(Records)
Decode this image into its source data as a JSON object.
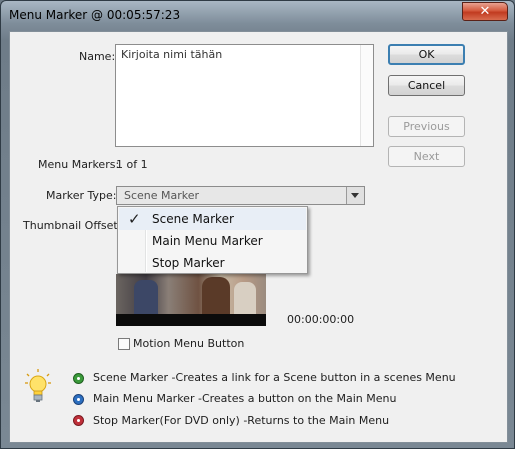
{
  "window": {
    "title": "Menu Marker @ 00:05:57:23",
    "close_glyph": "✕"
  },
  "form": {
    "name_label": "Name:",
    "name_value": "Kirjoita nimi tähän",
    "menu_markers_label": "Menu Markers:",
    "menu_markers_value": "1 of 1",
    "marker_type_label": "Marker Type:",
    "marker_type_value": "Scene Marker",
    "thumbnail_offset_label": "Thumbnail Offset:",
    "timecode": "00:00:00:00",
    "motion_menu_label": "Motion Menu Button",
    "motion_menu_checked": false
  },
  "buttons": {
    "ok": "OK",
    "cancel": "Cancel",
    "previous": "Previous",
    "next": "Next"
  },
  "dropdown_menu": {
    "items": [
      "Scene Marker",
      "Main Menu Marker",
      "Stop Marker"
    ],
    "selected": "Scene Marker",
    "check_glyph": "✓"
  },
  "legend": [
    {
      "text": "Scene Marker -Creates a link for a Scene button in a scenes Menu",
      "icon": "green-marker-icon",
      "color": "#3a9a3a"
    },
    {
      "text": "Main Menu Marker -Creates a button on the Main Menu",
      "icon": "blue-marker-icon",
      "color": "#2c6fc0"
    },
    {
      "text": "Stop Marker(For DVD only)  -Returns to the Main Menu",
      "icon": "red-marker-icon",
      "color": "#c0303a"
    }
  ],
  "colors": {
    "default_button_border": "#3c7fb1",
    "close_button": "#c13b20"
  }
}
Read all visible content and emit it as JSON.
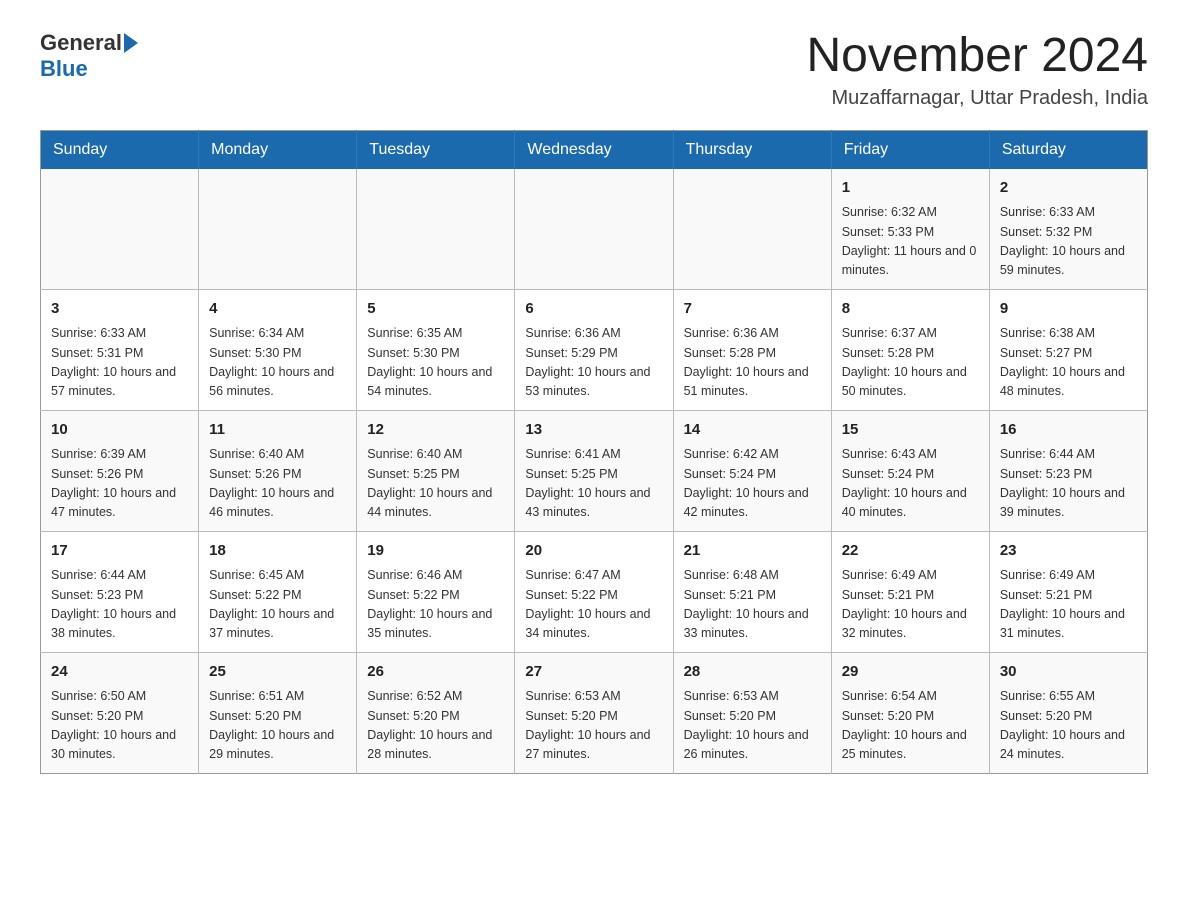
{
  "header": {
    "logo_general": "General",
    "logo_blue": "Blue",
    "month_year": "November 2024",
    "location": "Muzaffarnagar, Uttar Pradesh, India"
  },
  "weekdays": [
    "Sunday",
    "Monday",
    "Tuesday",
    "Wednesday",
    "Thursday",
    "Friday",
    "Saturday"
  ],
  "weeks": [
    [
      {
        "day": "",
        "info": ""
      },
      {
        "day": "",
        "info": ""
      },
      {
        "day": "",
        "info": ""
      },
      {
        "day": "",
        "info": ""
      },
      {
        "day": "",
        "info": ""
      },
      {
        "day": "1",
        "info": "Sunrise: 6:32 AM\nSunset: 5:33 PM\nDaylight: 11 hours and 0 minutes."
      },
      {
        "day": "2",
        "info": "Sunrise: 6:33 AM\nSunset: 5:32 PM\nDaylight: 10 hours and 59 minutes."
      }
    ],
    [
      {
        "day": "3",
        "info": "Sunrise: 6:33 AM\nSunset: 5:31 PM\nDaylight: 10 hours and 57 minutes."
      },
      {
        "day": "4",
        "info": "Sunrise: 6:34 AM\nSunset: 5:30 PM\nDaylight: 10 hours and 56 minutes."
      },
      {
        "day": "5",
        "info": "Sunrise: 6:35 AM\nSunset: 5:30 PM\nDaylight: 10 hours and 54 minutes."
      },
      {
        "day": "6",
        "info": "Sunrise: 6:36 AM\nSunset: 5:29 PM\nDaylight: 10 hours and 53 minutes."
      },
      {
        "day": "7",
        "info": "Sunrise: 6:36 AM\nSunset: 5:28 PM\nDaylight: 10 hours and 51 minutes."
      },
      {
        "day": "8",
        "info": "Sunrise: 6:37 AM\nSunset: 5:28 PM\nDaylight: 10 hours and 50 minutes."
      },
      {
        "day": "9",
        "info": "Sunrise: 6:38 AM\nSunset: 5:27 PM\nDaylight: 10 hours and 48 minutes."
      }
    ],
    [
      {
        "day": "10",
        "info": "Sunrise: 6:39 AM\nSunset: 5:26 PM\nDaylight: 10 hours and 47 minutes."
      },
      {
        "day": "11",
        "info": "Sunrise: 6:40 AM\nSunset: 5:26 PM\nDaylight: 10 hours and 46 minutes."
      },
      {
        "day": "12",
        "info": "Sunrise: 6:40 AM\nSunset: 5:25 PM\nDaylight: 10 hours and 44 minutes."
      },
      {
        "day": "13",
        "info": "Sunrise: 6:41 AM\nSunset: 5:25 PM\nDaylight: 10 hours and 43 minutes."
      },
      {
        "day": "14",
        "info": "Sunrise: 6:42 AM\nSunset: 5:24 PM\nDaylight: 10 hours and 42 minutes."
      },
      {
        "day": "15",
        "info": "Sunrise: 6:43 AM\nSunset: 5:24 PM\nDaylight: 10 hours and 40 minutes."
      },
      {
        "day": "16",
        "info": "Sunrise: 6:44 AM\nSunset: 5:23 PM\nDaylight: 10 hours and 39 minutes."
      }
    ],
    [
      {
        "day": "17",
        "info": "Sunrise: 6:44 AM\nSunset: 5:23 PM\nDaylight: 10 hours and 38 minutes."
      },
      {
        "day": "18",
        "info": "Sunrise: 6:45 AM\nSunset: 5:22 PM\nDaylight: 10 hours and 37 minutes."
      },
      {
        "day": "19",
        "info": "Sunrise: 6:46 AM\nSunset: 5:22 PM\nDaylight: 10 hours and 35 minutes."
      },
      {
        "day": "20",
        "info": "Sunrise: 6:47 AM\nSunset: 5:22 PM\nDaylight: 10 hours and 34 minutes."
      },
      {
        "day": "21",
        "info": "Sunrise: 6:48 AM\nSunset: 5:21 PM\nDaylight: 10 hours and 33 minutes."
      },
      {
        "day": "22",
        "info": "Sunrise: 6:49 AM\nSunset: 5:21 PM\nDaylight: 10 hours and 32 minutes."
      },
      {
        "day": "23",
        "info": "Sunrise: 6:49 AM\nSunset: 5:21 PM\nDaylight: 10 hours and 31 minutes."
      }
    ],
    [
      {
        "day": "24",
        "info": "Sunrise: 6:50 AM\nSunset: 5:20 PM\nDaylight: 10 hours and 30 minutes."
      },
      {
        "day": "25",
        "info": "Sunrise: 6:51 AM\nSunset: 5:20 PM\nDaylight: 10 hours and 29 minutes."
      },
      {
        "day": "26",
        "info": "Sunrise: 6:52 AM\nSunset: 5:20 PM\nDaylight: 10 hours and 28 minutes."
      },
      {
        "day": "27",
        "info": "Sunrise: 6:53 AM\nSunset: 5:20 PM\nDaylight: 10 hours and 27 minutes."
      },
      {
        "day": "28",
        "info": "Sunrise: 6:53 AM\nSunset: 5:20 PM\nDaylight: 10 hours and 26 minutes."
      },
      {
        "day": "29",
        "info": "Sunrise: 6:54 AM\nSunset: 5:20 PM\nDaylight: 10 hours and 25 minutes."
      },
      {
        "day": "30",
        "info": "Sunrise: 6:55 AM\nSunset: 5:20 PM\nDaylight: 10 hours and 24 minutes."
      }
    ]
  ]
}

Request:
Search the records for the word "text" and copy every line where it occurs.

Task response:
      "text": "Scene Marker -Creates a link for a Scene button in a scenes Menu",
      "text": "Main Menu Marker -Creates a button on the Main Menu",
      "text": "Stop Marker(For DVD only)  -Returns to the Main Menu",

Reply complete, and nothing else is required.